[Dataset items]
■ ■ ■

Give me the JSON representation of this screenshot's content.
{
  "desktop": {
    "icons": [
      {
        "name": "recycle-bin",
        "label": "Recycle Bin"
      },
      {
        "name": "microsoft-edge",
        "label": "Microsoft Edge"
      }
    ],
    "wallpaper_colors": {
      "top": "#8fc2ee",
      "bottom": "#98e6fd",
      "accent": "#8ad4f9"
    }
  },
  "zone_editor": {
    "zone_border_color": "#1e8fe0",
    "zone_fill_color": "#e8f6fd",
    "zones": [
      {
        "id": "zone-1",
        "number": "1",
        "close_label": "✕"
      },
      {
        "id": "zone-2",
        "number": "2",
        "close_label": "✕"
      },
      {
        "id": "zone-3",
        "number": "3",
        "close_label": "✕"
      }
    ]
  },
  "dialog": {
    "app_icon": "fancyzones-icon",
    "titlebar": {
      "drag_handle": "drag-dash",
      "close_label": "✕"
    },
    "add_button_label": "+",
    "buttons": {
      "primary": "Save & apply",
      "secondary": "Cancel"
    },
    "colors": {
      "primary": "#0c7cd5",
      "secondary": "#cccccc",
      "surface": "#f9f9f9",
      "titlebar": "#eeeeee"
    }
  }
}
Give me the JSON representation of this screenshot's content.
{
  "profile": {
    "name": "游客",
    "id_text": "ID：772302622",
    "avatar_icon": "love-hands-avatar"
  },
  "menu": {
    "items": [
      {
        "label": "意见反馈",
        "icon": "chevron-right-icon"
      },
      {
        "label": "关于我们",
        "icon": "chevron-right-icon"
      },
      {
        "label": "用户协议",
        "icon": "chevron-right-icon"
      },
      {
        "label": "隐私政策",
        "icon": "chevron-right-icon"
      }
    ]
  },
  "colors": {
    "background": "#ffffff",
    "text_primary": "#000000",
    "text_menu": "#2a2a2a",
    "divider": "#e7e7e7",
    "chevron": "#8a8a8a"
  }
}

■ ■ ■

Your objective = Can you reproduce all the material exactly?

Right answer =
Give me the JSON representation of this screenshot's content.
{
  "desktop": {
    "icons": [
      {
        "name": "recycle-bin",
        "label": "Recycle Bin"
      },
      {
        "name": "microsoft-edge",
        "label": "Microsoft Edge"
      }
    ],
    "wallpaper_colors": {
      "top": "#8fc2ee",
      "bottom": "#98e6fd",
      "accent": "#8ad4f9"
    }
  },
  "zone_editor": {
    "zone_border_color": "#1e8fe0",
    "zone_fill_color": "#e8f6fd",
    "zones": [
      {
        "id": "zone-1",
        "number": "1",
        "close_label": "✕"
      },
      {
        "id": "zone-2",
        "number": "2",
        "close_label": "✕"
      },
      {
        "id": "zone-3",
        "number": "3",
        "close_label": "✕"
      }
    ]
  },
  "dialog": {
    "app_icon": "fancyzones-icon",
    "titlebar": {
      "drag_handle": "drag-dash",
      "close_label": "✕"
    },
    "add_button_label": "+",
    "buttons": {
      "primary": "Save & apply",
      "secondary": "Cancel"
    },
    "colors": {
      "primary": "#0c7cd5",
      "secondary": "#cccccc",
      "surface": "#f9f9f9",
      "titlebar": "#eeeeee"
    }
  }
}
Give me the JSON representation of this screenshot's content.
{
  "profile": {
    "name": "游客",
    "id_text": "ID：772302622",
    "avatar_icon": "love-hands-avatar"
  },
  "menu": {
    "items": [
      {
        "label": "意见反馈",
        "icon": "chevron-right-icon"
      },
      {
        "label": "关于我们",
        "icon": "chevron-right-icon"
      },
      {
        "label": "用户协议",
        "icon": "chevron-right-icon"
      },
      {
        "label": "隐私政策",
        "icon": "chevron-right-icon"
      }
    ]
  },
  "colors": {
    "background": "#ffffff",
    "text_primary": "#000000",
    "text_menu": "#2a2a2a",
    "divider": "#e7e7e7",
    "chevron": "#8a8a8a"
  }
}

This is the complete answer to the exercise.